→ Written instruction: Go through the lines below. Copy those with "JSON".

→ Provided records:
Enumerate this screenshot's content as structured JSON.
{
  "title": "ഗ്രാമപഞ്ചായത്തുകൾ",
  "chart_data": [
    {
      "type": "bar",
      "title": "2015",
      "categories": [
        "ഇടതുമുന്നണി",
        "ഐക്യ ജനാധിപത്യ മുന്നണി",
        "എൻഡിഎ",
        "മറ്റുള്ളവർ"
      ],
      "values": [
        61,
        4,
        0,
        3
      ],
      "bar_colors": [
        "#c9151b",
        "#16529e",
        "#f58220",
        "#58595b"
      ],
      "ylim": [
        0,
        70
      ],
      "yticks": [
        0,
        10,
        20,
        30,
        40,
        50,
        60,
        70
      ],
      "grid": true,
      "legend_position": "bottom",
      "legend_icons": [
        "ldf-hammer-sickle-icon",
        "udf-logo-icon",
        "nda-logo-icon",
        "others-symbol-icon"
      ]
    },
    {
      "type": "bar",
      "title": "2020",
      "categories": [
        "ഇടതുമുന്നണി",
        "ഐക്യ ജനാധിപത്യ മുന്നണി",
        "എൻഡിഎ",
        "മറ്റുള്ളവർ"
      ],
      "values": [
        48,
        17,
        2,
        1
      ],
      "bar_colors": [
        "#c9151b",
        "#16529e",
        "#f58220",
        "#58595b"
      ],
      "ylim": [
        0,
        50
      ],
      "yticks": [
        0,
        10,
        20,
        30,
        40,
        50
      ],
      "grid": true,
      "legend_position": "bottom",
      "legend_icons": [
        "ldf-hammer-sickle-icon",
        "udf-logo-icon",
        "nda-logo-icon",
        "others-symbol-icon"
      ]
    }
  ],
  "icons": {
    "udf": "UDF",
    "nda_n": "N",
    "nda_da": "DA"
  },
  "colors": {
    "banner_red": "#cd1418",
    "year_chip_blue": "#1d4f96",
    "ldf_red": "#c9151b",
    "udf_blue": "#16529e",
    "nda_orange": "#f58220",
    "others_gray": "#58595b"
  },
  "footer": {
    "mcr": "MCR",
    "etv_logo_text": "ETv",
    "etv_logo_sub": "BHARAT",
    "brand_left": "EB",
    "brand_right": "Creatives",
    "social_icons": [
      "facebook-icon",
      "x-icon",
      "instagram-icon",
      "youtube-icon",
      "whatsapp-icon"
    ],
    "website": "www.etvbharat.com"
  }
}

---

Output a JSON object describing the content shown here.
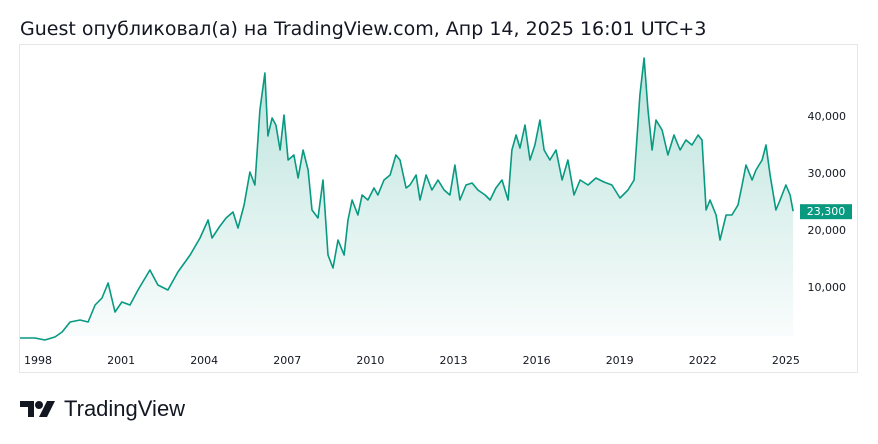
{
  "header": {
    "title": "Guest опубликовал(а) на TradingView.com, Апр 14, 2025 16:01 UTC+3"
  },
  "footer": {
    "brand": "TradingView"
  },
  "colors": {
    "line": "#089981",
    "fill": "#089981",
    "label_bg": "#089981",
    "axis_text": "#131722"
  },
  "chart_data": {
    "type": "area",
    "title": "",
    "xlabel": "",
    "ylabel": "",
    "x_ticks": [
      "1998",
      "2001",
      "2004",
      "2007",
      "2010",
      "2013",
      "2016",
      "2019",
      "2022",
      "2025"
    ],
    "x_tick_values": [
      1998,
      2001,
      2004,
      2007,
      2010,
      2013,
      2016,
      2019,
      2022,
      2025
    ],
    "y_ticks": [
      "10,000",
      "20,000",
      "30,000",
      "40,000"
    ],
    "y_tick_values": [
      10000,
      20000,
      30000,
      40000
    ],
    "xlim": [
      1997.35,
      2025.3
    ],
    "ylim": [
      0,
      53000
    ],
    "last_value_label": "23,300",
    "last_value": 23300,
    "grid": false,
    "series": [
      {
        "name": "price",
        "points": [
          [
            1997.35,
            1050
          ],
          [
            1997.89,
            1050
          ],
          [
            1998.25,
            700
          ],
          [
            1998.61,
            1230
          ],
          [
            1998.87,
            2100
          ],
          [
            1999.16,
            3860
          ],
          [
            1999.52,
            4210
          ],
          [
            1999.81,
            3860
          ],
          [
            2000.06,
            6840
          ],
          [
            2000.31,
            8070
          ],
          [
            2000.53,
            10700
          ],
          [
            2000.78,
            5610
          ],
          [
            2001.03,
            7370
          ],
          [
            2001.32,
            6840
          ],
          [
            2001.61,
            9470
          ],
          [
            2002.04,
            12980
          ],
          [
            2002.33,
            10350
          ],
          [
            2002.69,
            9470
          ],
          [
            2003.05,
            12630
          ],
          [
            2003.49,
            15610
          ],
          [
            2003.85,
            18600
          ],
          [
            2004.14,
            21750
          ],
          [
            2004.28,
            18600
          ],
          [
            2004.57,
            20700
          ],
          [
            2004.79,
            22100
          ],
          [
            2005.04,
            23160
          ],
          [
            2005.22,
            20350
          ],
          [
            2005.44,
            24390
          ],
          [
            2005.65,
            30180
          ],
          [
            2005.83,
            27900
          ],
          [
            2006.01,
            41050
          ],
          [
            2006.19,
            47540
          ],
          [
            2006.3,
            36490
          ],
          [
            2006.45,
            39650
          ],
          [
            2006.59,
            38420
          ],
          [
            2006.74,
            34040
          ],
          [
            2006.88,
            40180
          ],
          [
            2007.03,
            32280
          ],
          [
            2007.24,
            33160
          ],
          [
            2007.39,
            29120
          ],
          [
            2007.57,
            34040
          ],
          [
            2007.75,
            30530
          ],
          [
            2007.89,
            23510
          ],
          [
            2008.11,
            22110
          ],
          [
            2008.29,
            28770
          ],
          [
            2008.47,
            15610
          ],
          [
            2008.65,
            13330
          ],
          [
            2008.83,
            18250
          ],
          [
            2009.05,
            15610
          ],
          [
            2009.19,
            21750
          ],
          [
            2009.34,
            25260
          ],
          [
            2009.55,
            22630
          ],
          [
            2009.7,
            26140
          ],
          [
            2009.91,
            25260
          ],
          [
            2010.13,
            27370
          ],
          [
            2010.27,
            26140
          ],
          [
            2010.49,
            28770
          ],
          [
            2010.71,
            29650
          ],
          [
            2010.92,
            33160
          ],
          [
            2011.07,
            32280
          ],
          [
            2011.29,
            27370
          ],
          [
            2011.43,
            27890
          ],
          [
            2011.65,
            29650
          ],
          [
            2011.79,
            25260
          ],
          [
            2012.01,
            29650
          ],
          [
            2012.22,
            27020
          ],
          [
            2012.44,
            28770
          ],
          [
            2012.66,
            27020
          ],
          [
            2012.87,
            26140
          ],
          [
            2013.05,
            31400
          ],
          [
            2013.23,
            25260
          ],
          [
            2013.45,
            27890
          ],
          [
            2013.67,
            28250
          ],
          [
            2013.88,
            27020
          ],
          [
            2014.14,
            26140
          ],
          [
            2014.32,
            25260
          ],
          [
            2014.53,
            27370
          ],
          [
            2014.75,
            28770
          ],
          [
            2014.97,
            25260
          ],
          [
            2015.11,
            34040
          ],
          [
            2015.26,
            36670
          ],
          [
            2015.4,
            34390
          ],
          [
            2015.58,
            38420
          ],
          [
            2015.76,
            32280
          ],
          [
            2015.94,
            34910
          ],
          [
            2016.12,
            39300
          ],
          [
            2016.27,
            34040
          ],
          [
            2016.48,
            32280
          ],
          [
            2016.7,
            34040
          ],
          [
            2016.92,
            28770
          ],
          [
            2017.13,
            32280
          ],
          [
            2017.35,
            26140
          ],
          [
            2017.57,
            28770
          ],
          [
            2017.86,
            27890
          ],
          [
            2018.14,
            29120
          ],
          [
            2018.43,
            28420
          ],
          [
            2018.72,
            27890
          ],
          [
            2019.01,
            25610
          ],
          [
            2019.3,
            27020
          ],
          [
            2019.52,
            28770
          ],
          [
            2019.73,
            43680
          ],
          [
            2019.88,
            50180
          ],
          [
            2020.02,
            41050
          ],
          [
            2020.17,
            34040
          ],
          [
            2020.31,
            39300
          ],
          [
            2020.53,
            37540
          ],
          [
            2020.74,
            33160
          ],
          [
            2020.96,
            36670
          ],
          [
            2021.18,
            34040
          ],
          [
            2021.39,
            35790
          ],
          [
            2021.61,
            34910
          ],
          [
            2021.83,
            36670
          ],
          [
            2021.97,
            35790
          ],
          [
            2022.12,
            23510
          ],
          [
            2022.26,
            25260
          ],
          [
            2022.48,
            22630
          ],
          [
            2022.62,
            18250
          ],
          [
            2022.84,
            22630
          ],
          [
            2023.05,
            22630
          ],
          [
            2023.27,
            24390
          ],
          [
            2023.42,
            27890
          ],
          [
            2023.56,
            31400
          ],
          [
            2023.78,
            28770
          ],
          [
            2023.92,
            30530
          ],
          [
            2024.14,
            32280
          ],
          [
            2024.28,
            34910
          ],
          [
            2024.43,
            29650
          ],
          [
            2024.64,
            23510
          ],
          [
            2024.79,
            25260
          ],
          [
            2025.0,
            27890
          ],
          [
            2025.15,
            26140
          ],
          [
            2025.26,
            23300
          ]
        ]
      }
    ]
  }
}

→ Full output:
Enumerate this screenshot's content as structured JSON.
Output a JSON object describing the content shown here.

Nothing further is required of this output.